REQUIREMENT: Scan the listing below and copy every line holding "انظر".

Collection entries:
** begin **

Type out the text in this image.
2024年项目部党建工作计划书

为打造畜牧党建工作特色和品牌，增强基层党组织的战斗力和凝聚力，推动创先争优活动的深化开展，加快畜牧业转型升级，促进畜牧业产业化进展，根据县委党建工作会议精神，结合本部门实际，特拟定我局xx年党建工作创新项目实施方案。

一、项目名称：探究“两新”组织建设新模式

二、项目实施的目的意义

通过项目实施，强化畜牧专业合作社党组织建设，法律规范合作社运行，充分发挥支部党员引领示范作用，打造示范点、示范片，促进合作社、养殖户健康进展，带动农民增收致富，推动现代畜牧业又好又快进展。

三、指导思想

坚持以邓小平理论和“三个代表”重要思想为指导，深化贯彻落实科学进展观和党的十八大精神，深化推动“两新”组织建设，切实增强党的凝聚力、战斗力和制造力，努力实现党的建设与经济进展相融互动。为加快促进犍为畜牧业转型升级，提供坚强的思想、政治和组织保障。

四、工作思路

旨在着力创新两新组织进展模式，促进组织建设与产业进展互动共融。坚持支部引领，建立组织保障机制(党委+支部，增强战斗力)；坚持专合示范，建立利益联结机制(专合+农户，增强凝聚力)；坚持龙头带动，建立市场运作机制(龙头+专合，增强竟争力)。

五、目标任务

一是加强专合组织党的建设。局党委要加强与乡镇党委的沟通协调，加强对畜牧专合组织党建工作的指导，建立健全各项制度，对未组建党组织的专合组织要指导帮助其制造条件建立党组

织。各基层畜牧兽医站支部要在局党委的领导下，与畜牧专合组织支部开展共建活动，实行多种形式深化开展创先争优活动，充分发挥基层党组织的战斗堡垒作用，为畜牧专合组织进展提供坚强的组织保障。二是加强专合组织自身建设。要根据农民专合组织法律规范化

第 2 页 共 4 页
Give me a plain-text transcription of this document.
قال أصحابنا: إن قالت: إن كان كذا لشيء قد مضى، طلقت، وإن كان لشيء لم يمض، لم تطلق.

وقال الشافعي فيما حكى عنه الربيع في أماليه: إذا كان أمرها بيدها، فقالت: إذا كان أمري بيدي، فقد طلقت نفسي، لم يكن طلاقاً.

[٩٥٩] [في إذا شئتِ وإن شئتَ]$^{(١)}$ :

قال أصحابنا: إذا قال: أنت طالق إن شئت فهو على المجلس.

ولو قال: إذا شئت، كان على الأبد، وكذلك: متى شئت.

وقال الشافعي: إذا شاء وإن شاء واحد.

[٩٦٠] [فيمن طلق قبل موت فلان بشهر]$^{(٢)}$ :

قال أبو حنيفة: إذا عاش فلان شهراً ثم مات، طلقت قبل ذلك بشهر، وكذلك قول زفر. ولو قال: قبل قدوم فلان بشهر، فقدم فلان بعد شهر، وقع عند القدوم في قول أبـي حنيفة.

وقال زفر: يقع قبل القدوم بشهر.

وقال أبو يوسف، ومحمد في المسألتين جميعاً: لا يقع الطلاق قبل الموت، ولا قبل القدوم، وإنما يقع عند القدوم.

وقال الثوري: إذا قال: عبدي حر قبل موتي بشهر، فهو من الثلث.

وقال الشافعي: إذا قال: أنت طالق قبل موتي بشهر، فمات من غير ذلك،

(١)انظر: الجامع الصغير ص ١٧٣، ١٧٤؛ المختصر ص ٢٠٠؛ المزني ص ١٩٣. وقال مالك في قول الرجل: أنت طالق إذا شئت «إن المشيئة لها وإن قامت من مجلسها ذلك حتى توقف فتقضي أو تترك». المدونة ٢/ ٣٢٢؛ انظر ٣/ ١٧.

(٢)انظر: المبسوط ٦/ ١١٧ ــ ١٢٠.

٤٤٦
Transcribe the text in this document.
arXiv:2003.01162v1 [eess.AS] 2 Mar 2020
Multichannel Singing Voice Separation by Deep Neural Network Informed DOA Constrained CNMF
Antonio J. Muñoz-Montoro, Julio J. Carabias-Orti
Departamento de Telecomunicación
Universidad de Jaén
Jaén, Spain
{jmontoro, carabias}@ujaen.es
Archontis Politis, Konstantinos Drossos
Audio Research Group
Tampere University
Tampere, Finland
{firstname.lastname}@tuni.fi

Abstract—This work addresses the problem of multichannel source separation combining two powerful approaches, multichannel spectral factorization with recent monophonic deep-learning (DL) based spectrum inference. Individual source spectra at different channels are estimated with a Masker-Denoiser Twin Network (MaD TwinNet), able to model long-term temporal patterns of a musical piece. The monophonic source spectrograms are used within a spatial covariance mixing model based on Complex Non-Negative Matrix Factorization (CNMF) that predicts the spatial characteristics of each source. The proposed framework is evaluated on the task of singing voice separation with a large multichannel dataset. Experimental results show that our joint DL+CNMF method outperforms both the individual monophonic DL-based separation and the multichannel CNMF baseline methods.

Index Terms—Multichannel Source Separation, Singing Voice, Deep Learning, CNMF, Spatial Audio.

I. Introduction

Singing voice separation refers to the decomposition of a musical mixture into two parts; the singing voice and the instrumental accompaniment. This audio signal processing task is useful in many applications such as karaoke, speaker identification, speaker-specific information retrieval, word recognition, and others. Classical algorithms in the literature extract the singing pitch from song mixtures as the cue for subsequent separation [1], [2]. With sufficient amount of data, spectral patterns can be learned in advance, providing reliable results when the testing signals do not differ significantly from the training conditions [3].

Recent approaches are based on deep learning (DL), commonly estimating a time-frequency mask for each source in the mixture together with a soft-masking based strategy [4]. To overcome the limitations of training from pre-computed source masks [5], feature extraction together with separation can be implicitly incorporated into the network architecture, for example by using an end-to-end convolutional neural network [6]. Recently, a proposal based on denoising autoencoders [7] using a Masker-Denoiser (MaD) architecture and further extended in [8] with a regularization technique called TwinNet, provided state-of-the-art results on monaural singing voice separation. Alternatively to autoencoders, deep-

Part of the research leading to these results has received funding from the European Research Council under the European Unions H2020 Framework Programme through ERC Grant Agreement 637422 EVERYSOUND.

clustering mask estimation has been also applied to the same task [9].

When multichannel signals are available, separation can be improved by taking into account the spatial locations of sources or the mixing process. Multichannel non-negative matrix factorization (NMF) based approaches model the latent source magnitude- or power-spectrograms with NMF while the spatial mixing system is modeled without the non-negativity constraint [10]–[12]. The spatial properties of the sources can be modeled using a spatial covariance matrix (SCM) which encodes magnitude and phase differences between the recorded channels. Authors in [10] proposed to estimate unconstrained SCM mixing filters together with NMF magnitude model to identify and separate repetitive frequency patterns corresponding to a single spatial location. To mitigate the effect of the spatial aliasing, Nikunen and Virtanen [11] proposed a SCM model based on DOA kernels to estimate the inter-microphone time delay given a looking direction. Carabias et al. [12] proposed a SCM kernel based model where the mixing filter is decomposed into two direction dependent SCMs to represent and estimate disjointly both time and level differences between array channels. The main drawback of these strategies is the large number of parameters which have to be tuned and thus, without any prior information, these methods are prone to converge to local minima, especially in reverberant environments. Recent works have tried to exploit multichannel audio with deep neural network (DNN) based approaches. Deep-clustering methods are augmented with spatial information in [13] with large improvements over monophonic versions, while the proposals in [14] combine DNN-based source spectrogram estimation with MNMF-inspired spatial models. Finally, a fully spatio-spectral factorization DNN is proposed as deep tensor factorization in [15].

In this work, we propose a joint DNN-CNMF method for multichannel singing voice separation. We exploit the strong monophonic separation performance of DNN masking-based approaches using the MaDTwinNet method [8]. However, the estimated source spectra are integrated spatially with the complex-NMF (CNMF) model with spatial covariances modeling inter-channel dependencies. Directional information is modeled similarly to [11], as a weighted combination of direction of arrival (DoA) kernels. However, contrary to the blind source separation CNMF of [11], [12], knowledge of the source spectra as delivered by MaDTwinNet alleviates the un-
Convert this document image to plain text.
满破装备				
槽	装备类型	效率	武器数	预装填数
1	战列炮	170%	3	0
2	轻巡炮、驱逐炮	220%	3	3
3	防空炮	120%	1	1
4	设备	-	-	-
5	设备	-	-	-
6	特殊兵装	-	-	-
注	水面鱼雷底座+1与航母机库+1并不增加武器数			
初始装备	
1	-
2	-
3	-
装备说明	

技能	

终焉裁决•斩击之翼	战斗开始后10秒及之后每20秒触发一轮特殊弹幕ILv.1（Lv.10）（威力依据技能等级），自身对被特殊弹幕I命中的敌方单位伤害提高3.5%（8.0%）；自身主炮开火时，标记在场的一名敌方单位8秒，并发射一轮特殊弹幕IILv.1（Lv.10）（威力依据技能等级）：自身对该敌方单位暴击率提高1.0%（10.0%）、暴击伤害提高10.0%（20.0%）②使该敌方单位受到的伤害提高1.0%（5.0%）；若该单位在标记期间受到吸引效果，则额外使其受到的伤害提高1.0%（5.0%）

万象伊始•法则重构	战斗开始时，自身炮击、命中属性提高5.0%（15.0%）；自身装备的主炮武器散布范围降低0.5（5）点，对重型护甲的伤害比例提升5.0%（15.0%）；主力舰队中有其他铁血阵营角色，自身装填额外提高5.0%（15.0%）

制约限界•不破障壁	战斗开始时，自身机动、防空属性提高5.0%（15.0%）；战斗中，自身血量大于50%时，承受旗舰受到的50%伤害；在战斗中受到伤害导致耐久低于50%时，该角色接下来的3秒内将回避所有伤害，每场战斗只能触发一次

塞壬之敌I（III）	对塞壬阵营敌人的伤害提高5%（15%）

** end **

SOLUTION TO THIS TASK:
(١)انظر: الجامع الصغير ص ١٧٣، ١٧٤؛ المختصر ص ٢٠٠؛ المزني ص ١٩٣. وقال مالك في قول الرجل: أنت طالق إذا شئت «إن المشيئة لها وإن قامت من مجلسها ذلك حتى توقف فتقضي أو تترك». المدونة ٢/ ٣٢٢؛ انظر ٣/ ١٧.
(٢)انظر: المبسوط ٦/ ١١٧ ــ ١٢٠.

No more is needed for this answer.